_Exercise inputs_:
..........

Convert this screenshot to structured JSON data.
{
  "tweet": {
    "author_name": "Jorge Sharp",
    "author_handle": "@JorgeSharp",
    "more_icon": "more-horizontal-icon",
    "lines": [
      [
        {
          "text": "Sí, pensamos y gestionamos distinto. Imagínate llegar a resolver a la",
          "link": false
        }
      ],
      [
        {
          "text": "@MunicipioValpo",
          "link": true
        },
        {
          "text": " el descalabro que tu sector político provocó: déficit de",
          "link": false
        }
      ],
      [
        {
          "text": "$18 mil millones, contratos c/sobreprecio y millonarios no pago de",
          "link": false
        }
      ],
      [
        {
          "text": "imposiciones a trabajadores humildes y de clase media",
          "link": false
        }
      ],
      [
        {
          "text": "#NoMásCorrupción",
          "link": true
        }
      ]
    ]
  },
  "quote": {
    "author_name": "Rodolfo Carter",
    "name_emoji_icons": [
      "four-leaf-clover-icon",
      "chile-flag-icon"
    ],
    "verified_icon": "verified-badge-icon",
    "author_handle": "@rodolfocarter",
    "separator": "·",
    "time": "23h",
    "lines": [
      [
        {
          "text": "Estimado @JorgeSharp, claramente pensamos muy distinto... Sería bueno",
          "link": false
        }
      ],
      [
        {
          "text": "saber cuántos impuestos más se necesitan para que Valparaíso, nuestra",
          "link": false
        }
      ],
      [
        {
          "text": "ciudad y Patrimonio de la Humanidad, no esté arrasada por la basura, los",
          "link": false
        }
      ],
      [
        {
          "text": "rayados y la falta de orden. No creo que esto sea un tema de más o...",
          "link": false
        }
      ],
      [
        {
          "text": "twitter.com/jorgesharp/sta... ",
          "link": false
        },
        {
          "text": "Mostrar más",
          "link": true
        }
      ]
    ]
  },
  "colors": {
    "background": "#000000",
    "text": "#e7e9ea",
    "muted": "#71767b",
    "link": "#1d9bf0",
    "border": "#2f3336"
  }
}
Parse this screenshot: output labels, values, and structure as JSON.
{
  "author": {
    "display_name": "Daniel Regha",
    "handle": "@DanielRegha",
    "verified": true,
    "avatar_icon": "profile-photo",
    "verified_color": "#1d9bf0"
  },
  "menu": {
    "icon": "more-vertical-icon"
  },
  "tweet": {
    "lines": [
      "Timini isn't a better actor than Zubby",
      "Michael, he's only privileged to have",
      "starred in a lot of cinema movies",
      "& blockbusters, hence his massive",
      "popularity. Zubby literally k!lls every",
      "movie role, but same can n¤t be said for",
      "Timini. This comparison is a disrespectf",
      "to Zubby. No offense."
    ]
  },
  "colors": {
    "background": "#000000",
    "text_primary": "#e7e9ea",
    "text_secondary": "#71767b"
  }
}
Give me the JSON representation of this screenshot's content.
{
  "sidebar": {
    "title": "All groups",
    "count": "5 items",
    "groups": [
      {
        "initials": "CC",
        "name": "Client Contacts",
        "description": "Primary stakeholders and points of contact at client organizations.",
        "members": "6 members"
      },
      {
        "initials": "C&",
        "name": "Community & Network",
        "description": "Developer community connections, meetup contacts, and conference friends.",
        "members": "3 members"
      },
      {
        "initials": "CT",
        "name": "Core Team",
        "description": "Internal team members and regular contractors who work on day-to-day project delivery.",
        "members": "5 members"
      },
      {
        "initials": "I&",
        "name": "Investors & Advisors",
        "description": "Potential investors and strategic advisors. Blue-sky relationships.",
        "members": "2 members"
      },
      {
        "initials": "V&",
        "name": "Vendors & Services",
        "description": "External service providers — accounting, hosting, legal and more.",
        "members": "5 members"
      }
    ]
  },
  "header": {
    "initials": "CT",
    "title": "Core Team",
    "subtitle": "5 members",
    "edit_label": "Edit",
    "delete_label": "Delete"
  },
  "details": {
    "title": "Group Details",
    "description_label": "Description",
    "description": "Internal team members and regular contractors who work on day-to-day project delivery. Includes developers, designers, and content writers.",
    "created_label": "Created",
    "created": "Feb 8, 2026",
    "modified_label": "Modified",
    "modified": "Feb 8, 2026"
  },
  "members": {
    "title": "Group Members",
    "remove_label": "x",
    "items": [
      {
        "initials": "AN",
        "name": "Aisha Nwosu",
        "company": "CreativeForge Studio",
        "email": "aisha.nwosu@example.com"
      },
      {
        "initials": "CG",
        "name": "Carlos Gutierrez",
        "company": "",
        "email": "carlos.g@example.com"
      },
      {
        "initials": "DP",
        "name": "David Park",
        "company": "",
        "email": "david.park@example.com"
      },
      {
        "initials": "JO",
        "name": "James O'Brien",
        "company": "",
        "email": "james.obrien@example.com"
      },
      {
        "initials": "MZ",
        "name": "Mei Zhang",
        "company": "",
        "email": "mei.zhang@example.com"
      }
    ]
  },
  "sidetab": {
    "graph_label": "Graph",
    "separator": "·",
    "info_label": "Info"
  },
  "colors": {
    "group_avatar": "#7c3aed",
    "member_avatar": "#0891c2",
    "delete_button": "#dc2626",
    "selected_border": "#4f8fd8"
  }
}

..........

_What is being asked_: Copy out each line of the material that holds the word "pensamos".

_Solution to this task_:
          "text": "Sí, pensamos y gestionamos distinto. Imagínate llegar a resolver a la",
          "text": "Estimado @JorgeSharp, claramente pensamos muy distinto... Sería bueno",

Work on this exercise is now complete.